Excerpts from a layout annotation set
....
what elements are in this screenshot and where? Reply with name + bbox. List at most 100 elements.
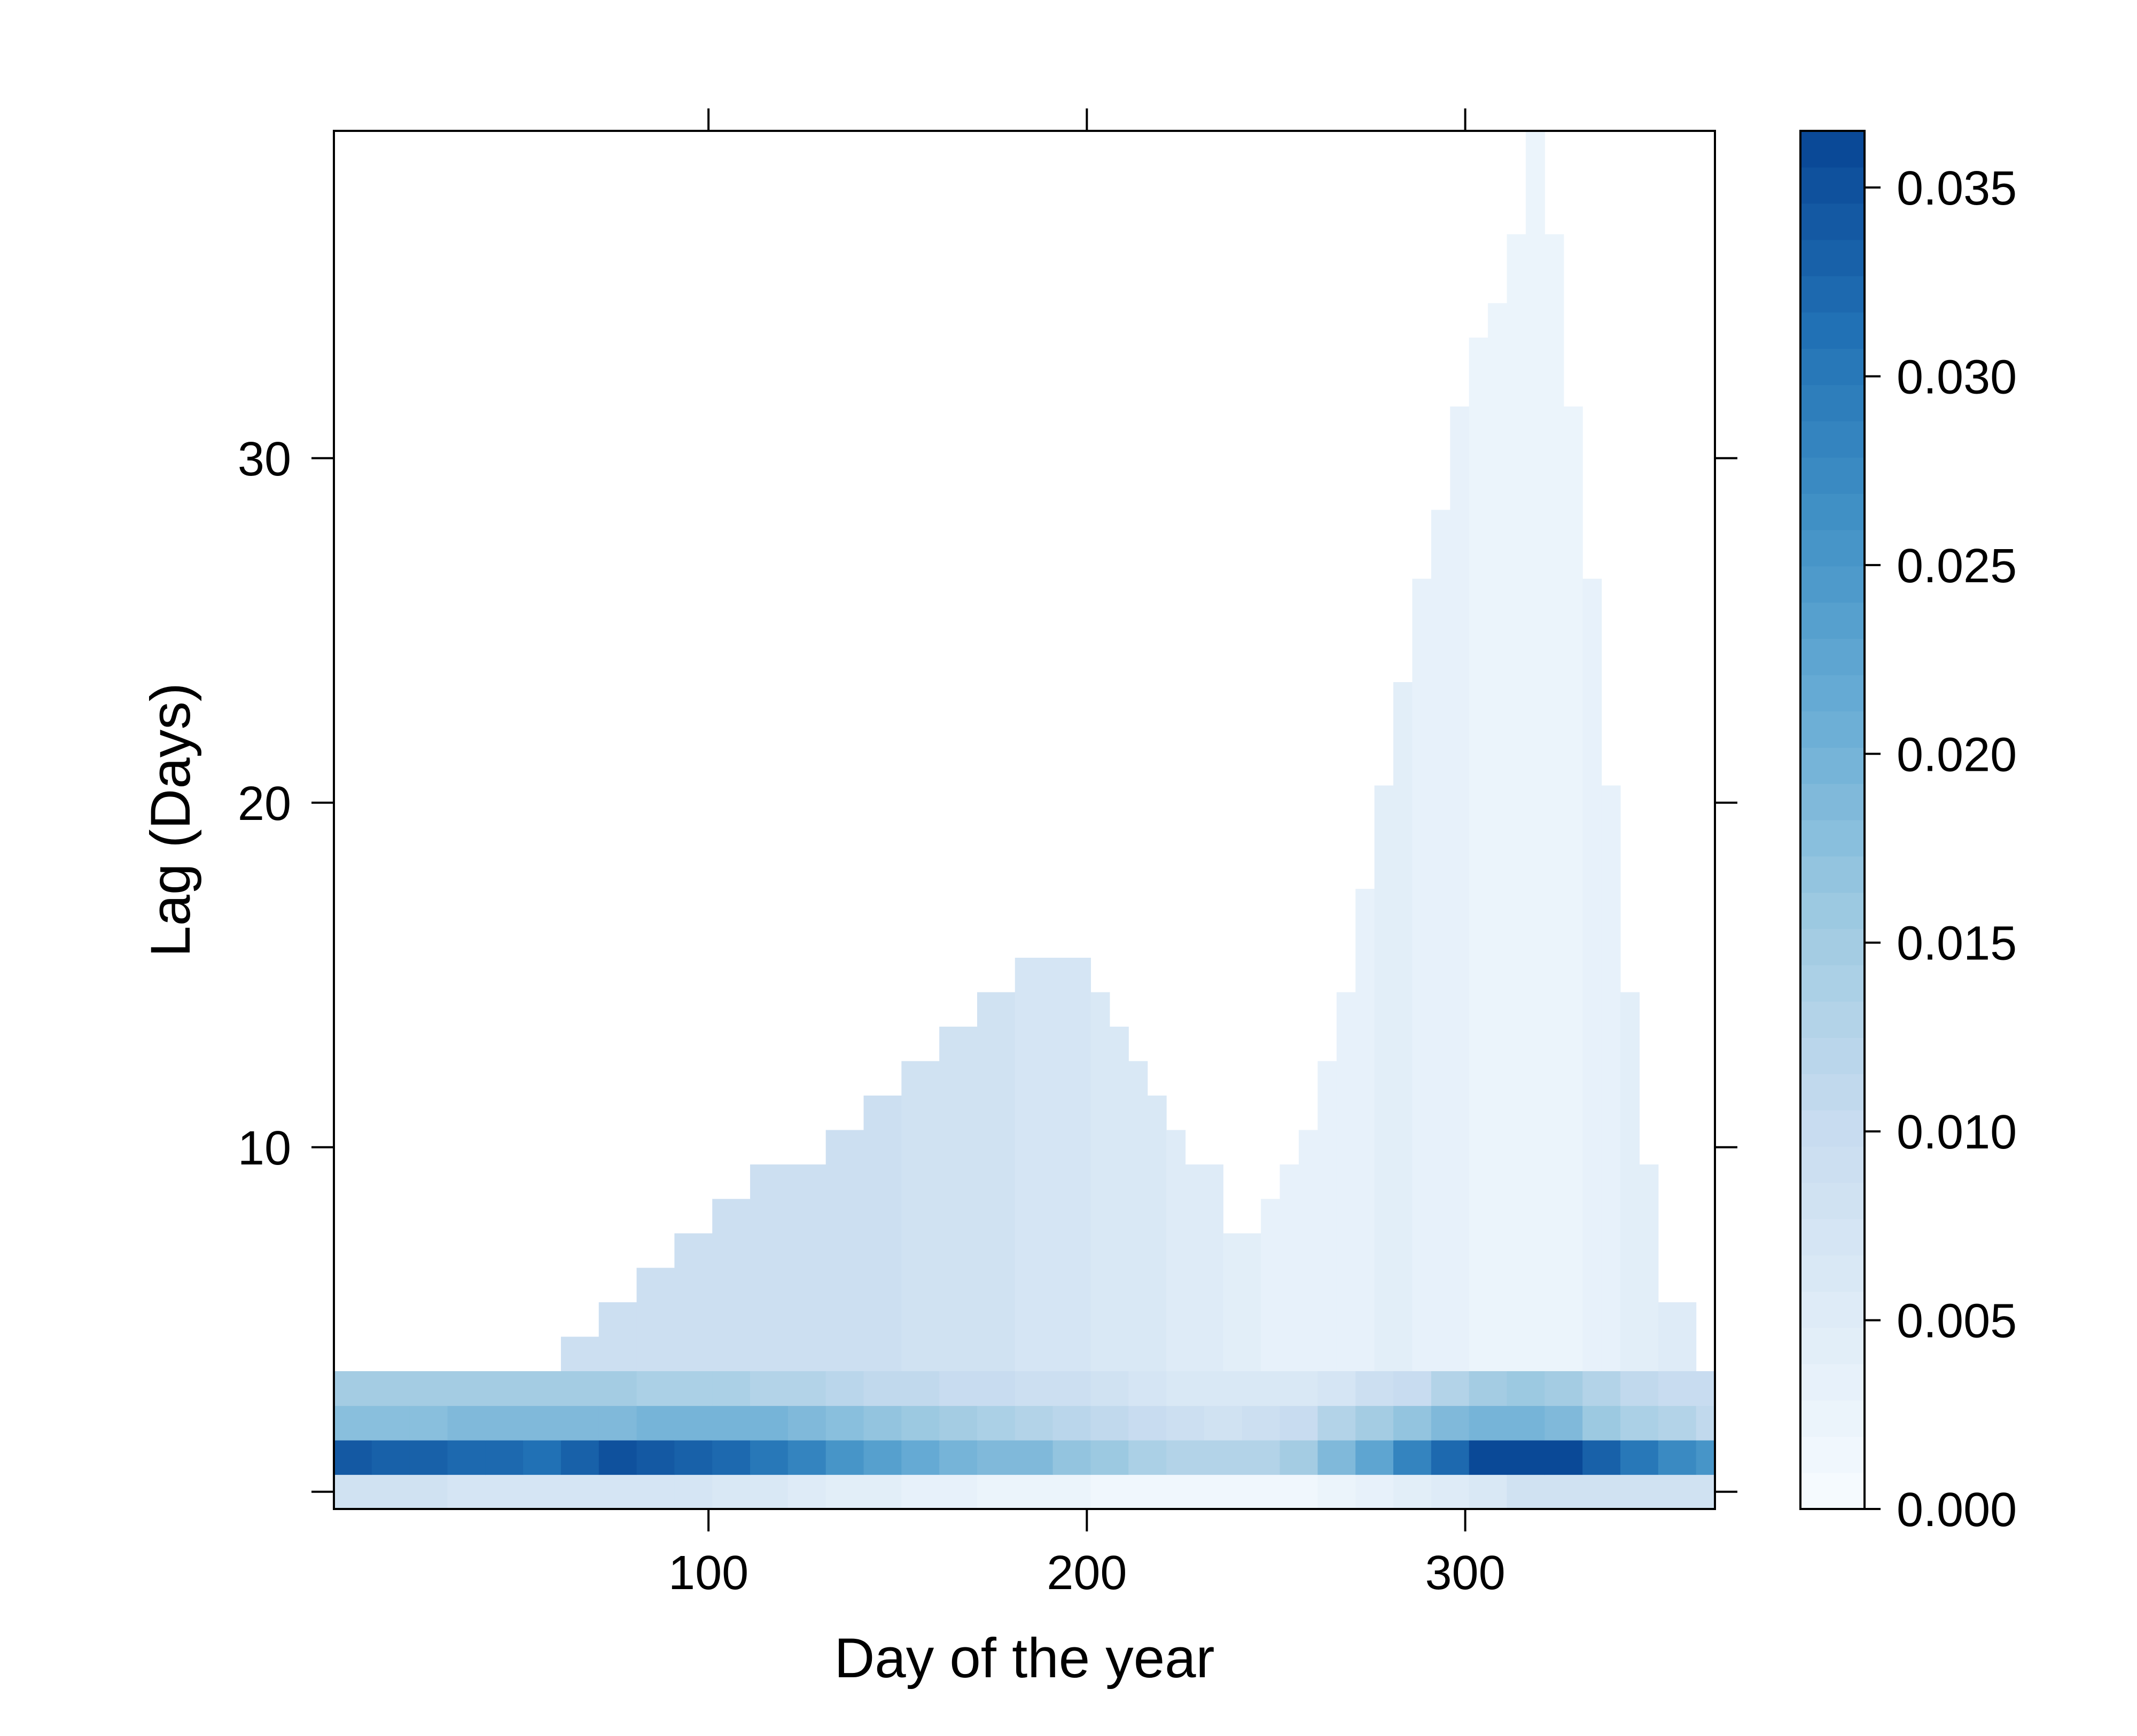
heatmap-column: [1317, 1061, 1337, 1371]
heatmap-cell: [1582, 1405, 1621, 1441]
heatmap-cell: [1582, 1474, 1621, 1510]
heatmap-cell: [1620, 1440, 1659, 1475]
axes: 100 200 300 10 20 30 0.000 0.005 0.010 0.015 0.020…: [238, 108, 2017, 1600]
heatmap-cell: [1280, 1440, 1318, 1475]
heatmap-cell: [1015, 1405, 1054, 1441]
colorbar-swatch: [1800, 385, 1865, 421]
colorbar-swatch: [1800, 1291, 1865, 1328]
colorbar-swatch: [1800, 566, 1865, 603]
heatmap-column: [901, 1061, 940, 1371]
colorbar-swatch: [1800, 965, 1865, 1002]
heatmap-cell: [787, 1474, 826, 1510]
colorbar-swatch: [1800, 312, 1865, 349]
heatmap-cell: [1317, 1474, 1356, 1510]
heatmap-cell: [939, 1474, 978, 1510]
heatmap-cell: [825, 1371, 864, 1406]
x-tick-label: 300: [1425, 1546, 1505, 1600]
heatmap-cell: [1620, 1405, 1659, 1441]
y-axis-title: Lag (Days): [139, 683, 202, 957]
heatmap-cell: [371, 1474, 410, 1510]
heatmap-cell: [1015, 1474, 1054, 1510]
heatmap-cell: [1090, 1371, 1129, 1406]
heatmap-cell: [750, 1405, 789, 1441]
colorbar-swatch: [1800, 820, 1865, 857]
colorbar-swatch: [1800, 1001, 1865, 1038]
heatmap-cell: [447, 1405, 486, 1441]
heatmap-column: [1412, 578, 1432, 1371]
heatmap-column: [674, 1233, 713, 1371]
colorbar-swatch: [1800, 457, 1865, 494]
heatmap-cell: [1280, 1371, 1318, 1406]
heatmap-column: [1374, 785, 1394, 1371]
heatmap-cell: [1204, 1405, 1243, 1441]
heatmap-column: [939, 1027, 978, 1371]
heatmap-cell: [409, 1474, 448, 1510]
heatmap-column: [1280, 1164, 1299, 1371]
heatmap-cell: [1242, 1371, 1281, 1406]
heatmap-cell: [598, 1371, 637, 1406]
plot-frame: [333, 130, 1716, 1510]
colorbar: [1800, 131, 1865, 1510]
heatmap-cell: [1507, 1440, 1545, 1475]
heatmap-cell: [901, 1405, 940, 1441]
colorbar-tick-label: 0.005: [1897, 1295, 2017, 1348]
heatmap-column: [1052, 958, 1091, 1371]
colorbar-swatch: [1800, 421, 1865, 458]
heatmap-cell: [1052, 1474, 1091, 1510]
heatmap-cell: [712, 1440, 751, 1475]
heatmap-cell: [1090, 1440, 1129, 1475]
heatmap-cell: [1393, 1440, 1432, 1475]
colorbar-swatch: [1800, 239, 1865, 277]
heatmap-column: [1393, 682, 1413, 1371]
colorbar-swatch: [1800, 203, 1865, 240]
colorbar-swatch: [1800, 675, 1865, 711]
y-tick-label: 10: [238, 1122, 291, 1175]
colorbar-swatch: [1800, 1037, 1865, 1074]
heatmap-column: [863, 1096, 902, 1371]
heatmap-cell: [1545, 1405, 1583, 1441]
heatmap-cell: [560, 1474, 599, 1510]
heatmap-cell: [1052, 1405, 1091, 1441]
heatmap-cell: [1355, 1440, 1394, 1475]
heatmap-cell: [334, 1371, 372, 1406]
colorbar-swatch: [1800, 276, 1865, 313]
heatmap-cell: [1166, 1371, 1205, 1406]
heatmap-column: [1658, 1302, 1697, 1371]
colorbar-swatch: [1800, 1146, 1865, 1183]
colorbar-tick-label: 0.025: [1897, 539, 2017, 593]
heatmap-cell: [485, 1474, 524, 1510]
heatmap-cell: [1242, 1474, 1281, 1510]
heatmap-cell: [1204, 1440, 1243, 1475]
heatmap-cell: [1658, 1405, 1697, 1441]
heatmap-cell: [1166, 1405, 1205, 1441]
heatmap-cell: [1658, 1440, 1697, 1475]
heatmap-column: [1582, 578, 1602, 1371]
heatmap-cell: [674, 1405, 713, 1441]
heatmap-cell: [1620, 1371, 1659, 1406]
heatmap-cell: [1431, 1440, 1470, 1475]
heatmap-column: [1147, 1096, 1167, 1371]
colorbar-swatch: [1800, 1182, 1865, 1219]
x-axis-title: Day of the year: [834, 1627, 1214, 1690]
heatmap-cell: [1431, 1405, 1470, 1441]
heatmap-cell: [1355, 1371, 1394, 1406]
colorbar-tick-label: 0.035: [1897, 162, 2017, 215]
heatmap-cell: [1507, 1474, 1545, 1510]
heatmap-cell: [1393, 1371, 1432, 1406]
colorbar-swatch: [1800, 1400, 1865, 1437]
heatmap-cell: [674, 1371, 713, 1406]
heatmap-cell: [1696, 1440, 1715, 1475]
heatmap-column: [977, 992, 1016, 1371]
heatmap-cell: [1545, 1440, 1583, 1475]
heatmap-cell: [523, 1405, 561, 1441]
heatmap-cell: [977, 1440, 1016, 1475]
heatmap-column: [1525, 131, 1545, 1371]
colorbar-tick-label: 0.020: [1897, 728, 2017, 781]
colorbar-swatch: [1800, 1110, 1865, 1147]
heatmap-cell: [863, 1474, 902, 1510]
heatmap-cell: [939, 1371, 978, 1406]
colorbar-swatch: [1800, 1074, 1865, 1111]
heatmap-cell: [1469, 1371, 1508, 1406]
heatmap-cell: [560, 1440, 599, 1475]
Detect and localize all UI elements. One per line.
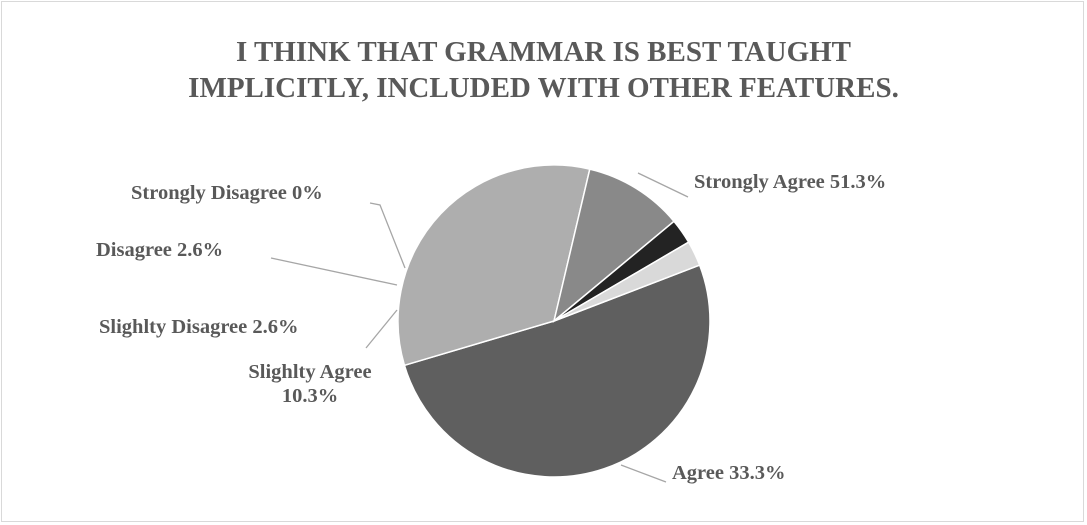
data-label-agree: Agree 33.3%: [672, 462, 785, 484]
data-labels: Strongly Agree 51.3% Agree 33.3% Slighlty …: [96, 171, 886, 484]
leader-line-strongly-disagree: [369, 202, 406, 269]
chart-title-line-1: I THINK THAT GRAMMAR IS BEST TAUGHT: [235, 36, 852, 68]
leader-line-disagree: [270, 257, 398, 286]
pie-slice-disagree: [553, 241, 701, 322]
data-label-slighlty-agree: Slighlty Agree 10.3%: [248, 361, 371, 407]
leader-line-strongly-agree: [637, 172, 689, 198]
pie-slice-agree: [397, 164, 591, 367]
leader-line-agree: [620, 464, 667, 483]
leader-lines: [270, 172, 689, 483]
data-label-strongly-disagree: Strongly Disagree 0%: [131, 182, 323, 204]
data-label-strongly-agree: Strongly Agree 51.3%: [694, 171, 886, 193]
pie-slice-strongly-agree: [403, 264, 711, 478]
data-label-slighlty-disagree: Slighlty Disagree 2.6%: [99, 316, 299, 338]
chart-title-line-2: IMPLICITLY, INCLUDED WITH OTHER FEATURES…: [188, 72, 899, 104]
pie-slice-slighlty-agree: [552, 168, 676, 324]
chart-title: I THINK THAT GRAMMAR IS BEST TAUGHT IMPL…: [0, 34, 1087, 106]
data-label-disagree: Disagree 2.6%: [96, 239, 223, 261]
leader-line-slighlty-disagree: [365, 309, 398, 349]
pie-slices: [397, 164, 711, 478]
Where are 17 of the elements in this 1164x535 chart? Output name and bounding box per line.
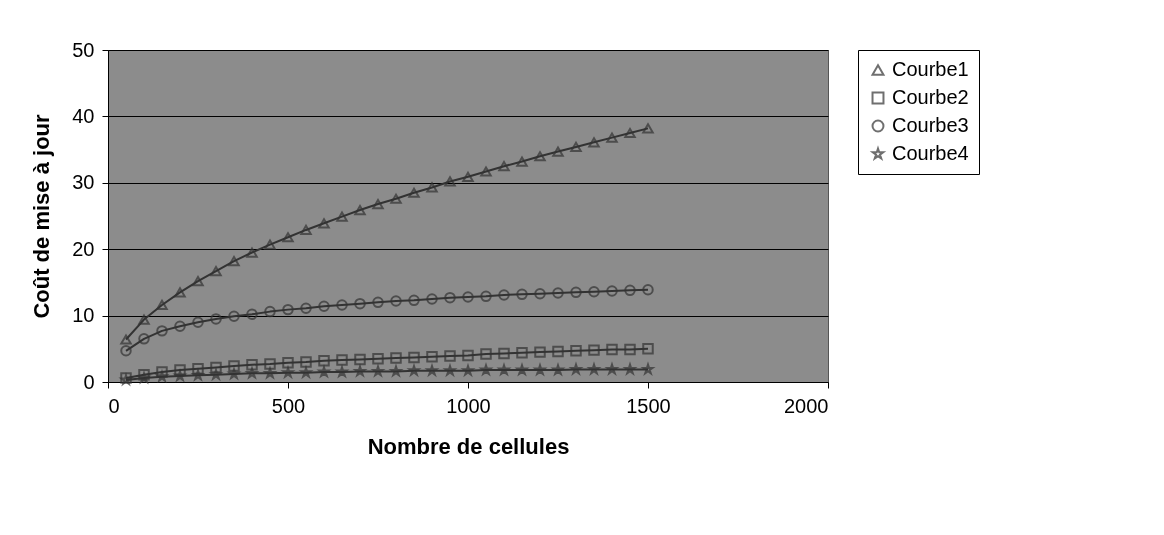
....
Could you give all of the lines above again with every "colorbar-swatch" replaced by "legend-swatch", keeping everything else unchanged and leaving out the picture placeholders?

EXERCISE RESPONSE:
what elements are in this screenshot and where? Reply with name + bbox. List at most 100 elements.
heatmap-column: [1317, 1061, 1337, 1371]
heatmap-cell: [1582, 1405, 1621, 1441]
heatmap-cell: [1582, 1474, 1621, 1510]
heatmap-cell: [1620, 1440, 1659, 1475]
axes: 100 200 300 10 20 30 0.000 0.005 0.010 0.015 0.020…: [238, 108, 2017, 1600]
heatmap-cell: [1280, 1440, 1318, 1475]
heatmap-cell: [1015, 1405, 1054, 1441]
legend-swatch: [1800, 385, 1865, 421]
legend-swatch: [1800, 1291, 1865, 1328]
legend-swatch: [1800, 566, 1865, 603]
heatmap-column: [901, 1061, 940, 1371]
legend-swatch: [1800, 965, 1865, 1002]
heatmap-cell: [787, 1474, 826, 1510]
legend-swatch: [1800, 312, 1865, 349]
heatmap-cell: [1317, 1474, 1356, 1510]
heatmap-cell: [939, 1474, 978, 1510]
heatmap-cell: [825, 1371, 864, 1406]
x-tick-label: 300: [1425, 1546, 1505, 1600]
heatmap-cell: [1620, 1405, 1659, 1441]
y-axis-title: Lag (Days): [139, 683, 202, 957]
heatmap-cell: [371, 1474, 410, 1510]
heatmap-cell: [1015, 1474, 1054, 1510]
heatmap-cell: [1090, 1371, 1129, 1406]
heatmap-cell: [750, 1405, 789, 1441]
legend-swatch: [1800, 820, 1865, 857]
legend-swatch: [1800, 1001, 1865, 1038]
heatmap-cell: [447, 1405, 486, 1441]
heatmap-column: [1412, 578, 1432, 1371]
heatmap-column: [674, 1233, 713, 1371]
legend-swatch: [1800, 457, 1865, 494]
heatmap-cell: [1280, 1371, 1318, 1406]
heatmap-column: [1374, 785, 1394, 1371]
heatmap-cell: [1204, 1405, 1243, 1441]
heatmap-column: [939, 1027, 978, 1371]
heatmap-cell: [409, 1474, 448, 1510]
heatmap-column: [1280, 1164, 1299, 1371]
heatmap-cell: [1242, 1371, 1281, 1406]
heatmap-cell: [598, 1371, 637, 1406]
plot-frame: [333, 130, 1716, 1510]
colorbar: [1800, 131, 1865, 1510]
heatmap-cell: [1507, 1440, 1545, 1475]
heatmap-cell: [901, 1405, 940, 1441]
colorbar-tick-label: 0.005: [1897, 1295, 2017, 1348]
heatmap-column: [1052, 958, 1091, 1371]
legend-swatch: [1800, 421, 1865, 458]
heatmap-cell: [1052, 1474, 1091, 1510]
heatmap-cell: [712, 1440, 751, 1475]
heatmap-cell: [1090, 1440, 1129, 1475]
heatmap-cell: [1393, 1440, 1432, 1475]
legend-swatch: [1800, 239, 1865, 277]
heatmap-column: [1393, 682, 1413, 1371]
legend-swatch: [1800, 203, 1865, 240]
legend-swatch: [1800, 675, 1865, 711]
y-tick-label: 10: [238, 1122, 291, 1175]
legend-swatch: [1800, 1037, 1865, 1074]
heatmap-column: [863, 1096, 902, 1371]
heatmap-cell: [1545, 1405, 1583, 1441]
heatmap-cell: [560, 1474, 599, 1510]
heatmap-cell: [1052, 1405, 1091, 1441]
heatmap-cell: [1355, 1440, 1394, 1475]
heatmap-cell: [334, 1371, 372, 1406]
legend-swatch: [1800, 276, 1865, 313]
heatmap-cell: [1166, 1371, 1205, 1406]
heatmap-column: [1658, 1302, 1697, 1371]
legend-swatch: [1800, 1146, 1865, 1183]
colorbar-tick-label: 0.025: [1897, 539, 2017, 593]
heatmap-cell: [485, 1474, 524, 1510]
heatmap-cell: [1242, 1474, 1281, 1510]
heatmap-cell: [1204, 1440, 1243, 1475]
heatmap-cell: [1658, 1405, 1697, 1441]
heatmap-cell: [1166, 1405, 1205, 1441]
heatmap-cell: [1658, 1440, 1697, 1475]
heatmap-column: [1582, 578, 1602, 1371]
heatmap-cell: [674, 1405, 713, 1441]
heatmap-cell: [1620, 1371, 1659, 1406]
heatmap-cell: [1431, 1440, 1470, 1475]
heatmap-column: [1147, 1096, 1167, 1371]
legend-swatch: [1800, 1182, 1865, 1219]
x-axis-title: Day of the year: [834, 1627, 1214, 1690]
heatmap-cell: [1431, 1405, 1470, 1441]
heatmap-cell: [1355, 1371, 1394, 1406]
colorbar-tick-label: 0.035: [1897, 162, 2017, 215]
heatmap-cell: [1507, 1474, 1545, 1510]
heatmap-cell: [1393, 1371, 1432, 1406]
legend-swatch: [1800, 1400, 1865, 1437]
heatmap-cell: [674, 1371, 713, 1406]
heatmap-cell: [1696, 1440, 1715, 1475]
heatmap-column: [977, 992, 1016, 1371]
heatmap-cell: [1545, 1440, 1583, 1475]
heatmap-cell: [523, 1405, 561, 1441]
heatmap-cell: [977, 1440, 1016, 1475]
heatmap-column: [1525, 131, 1545, 1371]
colorbar-tick-label: 0.020: [1897, 728, 2017, 781]
legend-swatch: [1800, 1110, 1865, 1147]
heatmap-cell: [863, 1474, 902, 1510]
heatmap-cell: [939, 1371, 978, 1406]
legend-swatch: [1800, 1074, 1865, 1111]
heatmap-cell: [1469, 1371, 1508, 1406]
heatmap-cell: [560, 1440, 599, 1475]
Detect and localize all UI elements. One per line.
data-label-agree: Agree 33.3%: [672, 462, 785, 484]
data-labels: Strongly Agree 51.3% Agree 33.3% Slighlty …: [96, 171, 886, 484]
leader-line-strongly-disagree: [369, 202, 406, 269]
chart-title-line-1: I THINK THAT GRAMMAR IS BEST TAUGHT: [235, 36, 852, 68]
leader-line-disagree: [270, 257, 398, 286]
pie-slice-disagree: [553, 241, 701, 322]
data-label-slighlty-agree: Slighlty Agree 10.3%: [248, 361, 371, 407]
leader-line-strongly-agree: [637, 172, 689, 198]
pie-slice-agree: [397, 164, 591, 367]
leader-line-agree: [620, 464, 667, 483]
leader-lines: [270, 172, 689, 483]
data-label-strongly-disagree: Strongly Disagree 0%: [131, 182, 323, 204]
data-label-strongly-agree: Strongly Agree 51.3%: [694, 171, 886, 193]
pie-slice-strongly-agree: [403, 264, 711, 478]
data-label-slighlty-disagree: Slighlty Disagree 2.6%: [99, 316, 299, 338]
chart-title-line-2: IMPLICITLY, INCLUDED WITH OTHER FEATURES…: [188, 72, 899, 104]
pie-slice-slighlty-agree: [552, 168, 676, 324]
chart-title: I THINK THAT GRAMMAR IS BEST TAUGHT IMPL…: [0, 34, 1087, 106]
data-label-disagree: Disagree 2.6%: [96, 239, 223, 261]
leader-line-slighlty-disagree: [365, 309, 398, 349]
pie-slices: [397, 164, 711, 478]
Where are 17 of the elements in this 1164x535 chart? Output name and bounding box per line.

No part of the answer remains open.